BEGIN Source records
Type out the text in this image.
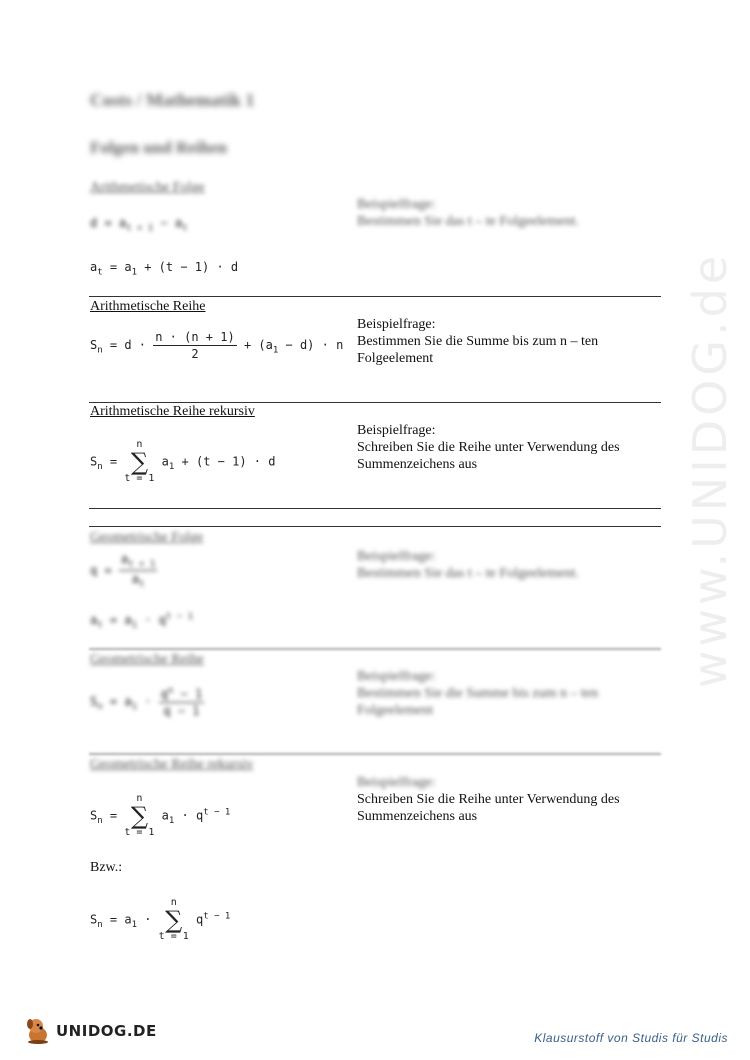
www.UNIDOG.de
Costs / Mathematik 1
Folgen und Reihen
Arithmetische Folge
Beispielfrage:
Bestimmen Sie das t – te Folgeelement.
$d = a_{t + 1} - a_t$
$a_t = a_1 + (t - 1) \cdot d$
Arithmetische Reihe
Beispielfrage:
Bestimmen Sie die Summe bis zum n – ten Folgeelement
$S_n = d \cdot \frac{n \cdot (n + 1)}{2} + (a_1 - d) \cdot n$
Arithmetische Reihe rekursiv
Beispielfrage:
Schreiben Sie die Reihe unter Verwendung des Summenzeichens aus
$S_n$ =
n
∑
t = 1
$a_1 + (t - 1) \cdot d$
Geometrische Folge
Beispielfrage:
Bestimmen Sie das t – te Folgeelement.
$q = \frac{a_{t + 1}}{a_t}$
$a_t = a_1 \cdot q^{t - 1}$
Geometrische Reihe
Beispielfrage:
Bestimmen Sie die Summe bis zum n – ten Folgeelement
$S_n = a_1 \cdot \frac{q^n - 1}{q - 1}$
Geometrische Reihe rekursiv
Beispielfrage:
Schreiben Sie die Reihe unter Verwendung des Summenzeichens aus
$S_n$ =
n
∑
t = 1
$a_1 \cdot q^{t - 1}$
Bzw.:
$S_n = a_1$ ·
n
∑
t = 1
$q^{t - 1}$
UNIDOG.DE	Klausurstoff von Studis für Studis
END Source records
■ **Given exercise**:
Print the complete listing exactly, apart from any pictures.

■ **Answer to this problem**:
Type out the text in this image.
www.UNIDOG.de
Costs / Mathematik 1
Folgen und Reihen
Arithmetische Folge
Beispielfrage:
Bestimmen Sie das t – te Folgeelement.
$d = a_{t + 1} - a_t$
$a_t = a_1 + (t - 1) \cdot d$
Arithmetische Reihe
Beispielfrage:
Bestimmen Sie die Summe bis zum n – ten Folgeelement
$S_n = d \cdot \frac{n \cdot (n + 1)}{2} + (a_1 - d) \cdot n$
Arithmetische Reihe rekursiv
Beispielfrage:
Schreiben Sie die Reihe unter Verwendung des Summenzeichens aus
$S_n$ =
n
∑
t = 1
$a_1 + (t - 1) \cdot d$
Geometrische Folge
Beispielfrage:
Bestimmen Sie das t – te Folgeelement.
$q = \frac{a_{t + 1}}{a_t}$
$a_t = a_1 \cdot q^{t - 1}$
Geometrische Reihe
Beispielfrage:
Bestimmen Sie die Summe bis zum n – ten Folgeelement
$S_n = a_1 \cdot \frac{q^n - 1}{q - 1}$
Geometrische Reihe rekursiv
Beispielfrage:
Schreiben Sie die Reihe unter Verwendung des Summenzeichens aus
$S_n$ =
n
∑
t = 1
$a_1 \cdot q^{t - 1}$
Bzw.:
$S_n = a_1$ ·
n
∑
t = 1
$q^{t - 1}$
UNIDOG.DE	Klausurstoff von Studis für Studis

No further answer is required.